> **Prompt**: Locate the word "Annotate" in the material, then show every line that holds it.

> **Exercise inputs**:
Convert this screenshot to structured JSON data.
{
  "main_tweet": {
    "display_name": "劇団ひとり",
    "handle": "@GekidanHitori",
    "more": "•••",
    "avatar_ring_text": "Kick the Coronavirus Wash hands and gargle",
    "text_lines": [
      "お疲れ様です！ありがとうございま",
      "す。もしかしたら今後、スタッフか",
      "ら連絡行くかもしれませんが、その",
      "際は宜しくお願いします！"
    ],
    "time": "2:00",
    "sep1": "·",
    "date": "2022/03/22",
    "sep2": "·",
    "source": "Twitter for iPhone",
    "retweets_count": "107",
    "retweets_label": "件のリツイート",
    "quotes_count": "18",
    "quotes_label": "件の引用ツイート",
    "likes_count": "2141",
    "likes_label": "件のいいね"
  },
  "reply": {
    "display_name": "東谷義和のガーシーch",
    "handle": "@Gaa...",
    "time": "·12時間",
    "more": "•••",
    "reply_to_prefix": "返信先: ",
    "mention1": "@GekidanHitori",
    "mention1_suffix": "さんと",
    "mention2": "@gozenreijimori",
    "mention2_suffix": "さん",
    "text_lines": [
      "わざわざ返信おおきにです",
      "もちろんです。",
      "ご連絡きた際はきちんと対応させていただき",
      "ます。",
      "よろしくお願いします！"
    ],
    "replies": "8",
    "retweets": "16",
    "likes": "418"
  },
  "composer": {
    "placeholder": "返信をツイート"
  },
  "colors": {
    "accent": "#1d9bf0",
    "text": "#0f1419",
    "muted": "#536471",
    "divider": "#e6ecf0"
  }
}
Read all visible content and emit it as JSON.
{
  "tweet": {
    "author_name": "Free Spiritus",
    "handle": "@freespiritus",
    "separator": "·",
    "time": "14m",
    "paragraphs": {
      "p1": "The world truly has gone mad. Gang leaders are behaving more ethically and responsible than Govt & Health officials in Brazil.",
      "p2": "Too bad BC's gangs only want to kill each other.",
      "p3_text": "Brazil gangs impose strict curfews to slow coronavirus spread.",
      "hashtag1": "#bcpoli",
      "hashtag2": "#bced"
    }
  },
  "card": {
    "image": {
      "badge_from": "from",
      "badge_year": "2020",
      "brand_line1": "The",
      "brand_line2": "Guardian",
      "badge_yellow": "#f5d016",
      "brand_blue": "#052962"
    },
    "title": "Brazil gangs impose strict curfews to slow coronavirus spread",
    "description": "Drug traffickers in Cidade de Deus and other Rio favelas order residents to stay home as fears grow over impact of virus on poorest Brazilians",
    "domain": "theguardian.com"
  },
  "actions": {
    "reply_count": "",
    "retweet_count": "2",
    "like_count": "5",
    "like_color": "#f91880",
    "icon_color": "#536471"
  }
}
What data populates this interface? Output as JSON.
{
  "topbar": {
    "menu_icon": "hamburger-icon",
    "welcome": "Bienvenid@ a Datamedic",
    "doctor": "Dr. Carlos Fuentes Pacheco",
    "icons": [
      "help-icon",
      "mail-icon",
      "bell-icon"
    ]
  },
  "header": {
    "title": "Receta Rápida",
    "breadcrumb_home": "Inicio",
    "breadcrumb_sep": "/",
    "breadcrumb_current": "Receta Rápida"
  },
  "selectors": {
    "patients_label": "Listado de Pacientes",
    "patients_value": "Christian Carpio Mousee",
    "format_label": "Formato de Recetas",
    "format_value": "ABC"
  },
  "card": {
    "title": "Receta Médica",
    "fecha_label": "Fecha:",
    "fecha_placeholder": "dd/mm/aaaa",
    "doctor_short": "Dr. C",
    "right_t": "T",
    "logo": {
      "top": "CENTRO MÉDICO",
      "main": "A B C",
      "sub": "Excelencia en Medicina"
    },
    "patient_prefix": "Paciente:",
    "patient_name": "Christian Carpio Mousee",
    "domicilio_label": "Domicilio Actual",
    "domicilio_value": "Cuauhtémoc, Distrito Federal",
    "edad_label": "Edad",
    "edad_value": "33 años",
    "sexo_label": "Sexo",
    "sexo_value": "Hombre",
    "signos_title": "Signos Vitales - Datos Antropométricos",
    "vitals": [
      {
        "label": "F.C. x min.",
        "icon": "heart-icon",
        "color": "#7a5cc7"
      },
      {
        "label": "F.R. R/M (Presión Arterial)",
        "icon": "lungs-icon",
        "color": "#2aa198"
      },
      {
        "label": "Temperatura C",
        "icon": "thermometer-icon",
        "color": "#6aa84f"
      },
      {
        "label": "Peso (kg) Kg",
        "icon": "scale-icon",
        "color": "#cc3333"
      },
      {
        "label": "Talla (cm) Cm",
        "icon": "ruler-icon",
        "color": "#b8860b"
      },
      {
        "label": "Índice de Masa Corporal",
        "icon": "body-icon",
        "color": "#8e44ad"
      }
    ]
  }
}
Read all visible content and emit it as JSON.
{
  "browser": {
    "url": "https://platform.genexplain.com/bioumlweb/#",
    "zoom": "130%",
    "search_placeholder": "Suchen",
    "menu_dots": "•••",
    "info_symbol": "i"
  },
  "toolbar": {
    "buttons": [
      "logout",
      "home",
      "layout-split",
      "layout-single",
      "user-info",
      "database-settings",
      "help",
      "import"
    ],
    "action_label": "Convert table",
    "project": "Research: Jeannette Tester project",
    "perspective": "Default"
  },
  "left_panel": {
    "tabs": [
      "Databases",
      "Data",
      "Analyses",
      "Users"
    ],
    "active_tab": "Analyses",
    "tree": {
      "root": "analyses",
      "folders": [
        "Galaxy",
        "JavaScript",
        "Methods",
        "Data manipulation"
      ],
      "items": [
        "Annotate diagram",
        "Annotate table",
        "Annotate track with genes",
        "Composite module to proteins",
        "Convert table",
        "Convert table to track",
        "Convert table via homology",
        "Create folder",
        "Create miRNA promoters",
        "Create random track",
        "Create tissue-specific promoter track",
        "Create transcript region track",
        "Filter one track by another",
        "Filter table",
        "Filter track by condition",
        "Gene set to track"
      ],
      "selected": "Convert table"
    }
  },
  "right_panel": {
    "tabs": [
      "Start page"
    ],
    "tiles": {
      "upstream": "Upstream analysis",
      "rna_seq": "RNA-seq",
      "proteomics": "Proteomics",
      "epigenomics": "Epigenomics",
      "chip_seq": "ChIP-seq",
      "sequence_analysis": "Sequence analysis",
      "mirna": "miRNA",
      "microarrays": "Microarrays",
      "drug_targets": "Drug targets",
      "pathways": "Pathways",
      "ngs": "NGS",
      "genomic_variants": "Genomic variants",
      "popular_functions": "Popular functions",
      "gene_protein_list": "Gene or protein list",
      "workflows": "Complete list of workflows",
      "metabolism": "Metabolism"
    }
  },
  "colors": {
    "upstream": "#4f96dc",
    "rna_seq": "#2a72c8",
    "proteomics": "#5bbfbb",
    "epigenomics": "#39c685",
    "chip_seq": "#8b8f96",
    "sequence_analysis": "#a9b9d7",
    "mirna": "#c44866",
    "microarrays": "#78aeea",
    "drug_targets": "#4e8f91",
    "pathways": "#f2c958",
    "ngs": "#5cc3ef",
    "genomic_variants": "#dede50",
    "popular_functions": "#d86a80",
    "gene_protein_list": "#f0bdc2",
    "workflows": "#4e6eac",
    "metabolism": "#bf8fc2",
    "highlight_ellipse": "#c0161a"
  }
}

> **Answer to this task**:
        "Annotate diagram",
        "Annotate table",
        "Annotate track with genes",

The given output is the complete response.